■ **PROBLEM DESCRIPTION**
Report back each line of the records that contains the string "apostleship".

■ **SUPPLIED INFORMATION**
----

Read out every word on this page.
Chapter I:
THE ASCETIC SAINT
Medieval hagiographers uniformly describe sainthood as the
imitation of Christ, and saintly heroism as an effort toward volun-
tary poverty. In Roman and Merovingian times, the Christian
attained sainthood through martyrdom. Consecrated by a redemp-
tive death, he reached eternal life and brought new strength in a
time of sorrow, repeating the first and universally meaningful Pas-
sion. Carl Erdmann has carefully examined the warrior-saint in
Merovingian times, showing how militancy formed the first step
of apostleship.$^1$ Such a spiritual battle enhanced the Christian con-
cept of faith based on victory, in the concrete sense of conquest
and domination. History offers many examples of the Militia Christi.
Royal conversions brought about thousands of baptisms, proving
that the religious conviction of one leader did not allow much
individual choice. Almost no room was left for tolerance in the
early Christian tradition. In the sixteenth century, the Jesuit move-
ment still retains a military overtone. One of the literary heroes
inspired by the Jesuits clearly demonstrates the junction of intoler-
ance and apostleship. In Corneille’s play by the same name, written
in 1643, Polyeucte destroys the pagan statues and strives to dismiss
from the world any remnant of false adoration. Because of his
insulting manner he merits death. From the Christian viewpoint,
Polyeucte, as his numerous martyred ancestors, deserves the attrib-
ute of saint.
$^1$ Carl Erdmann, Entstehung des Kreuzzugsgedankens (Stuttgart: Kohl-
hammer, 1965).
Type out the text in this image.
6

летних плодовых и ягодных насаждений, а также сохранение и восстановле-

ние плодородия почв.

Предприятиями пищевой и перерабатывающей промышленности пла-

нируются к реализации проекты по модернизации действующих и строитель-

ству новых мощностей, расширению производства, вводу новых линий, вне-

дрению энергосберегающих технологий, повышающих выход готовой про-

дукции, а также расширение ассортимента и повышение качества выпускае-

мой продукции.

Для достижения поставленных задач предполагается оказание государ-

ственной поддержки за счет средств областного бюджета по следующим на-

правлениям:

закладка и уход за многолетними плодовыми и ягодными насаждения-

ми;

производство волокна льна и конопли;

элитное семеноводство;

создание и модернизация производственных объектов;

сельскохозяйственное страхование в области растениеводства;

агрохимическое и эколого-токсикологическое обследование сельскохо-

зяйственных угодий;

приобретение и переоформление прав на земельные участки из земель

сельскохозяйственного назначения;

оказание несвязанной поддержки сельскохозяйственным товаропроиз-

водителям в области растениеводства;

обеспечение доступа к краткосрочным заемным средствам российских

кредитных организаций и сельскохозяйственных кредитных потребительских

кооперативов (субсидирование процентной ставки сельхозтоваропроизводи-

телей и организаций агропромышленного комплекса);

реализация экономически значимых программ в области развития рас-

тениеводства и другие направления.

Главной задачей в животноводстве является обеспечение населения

----

■ **SOLUTION TO THIS EXERCISE**
of apostleship.$^1$ Such a spiritual battle enhanced the Christian con-
ance and apostleship. In Corneille’s play by the same name, written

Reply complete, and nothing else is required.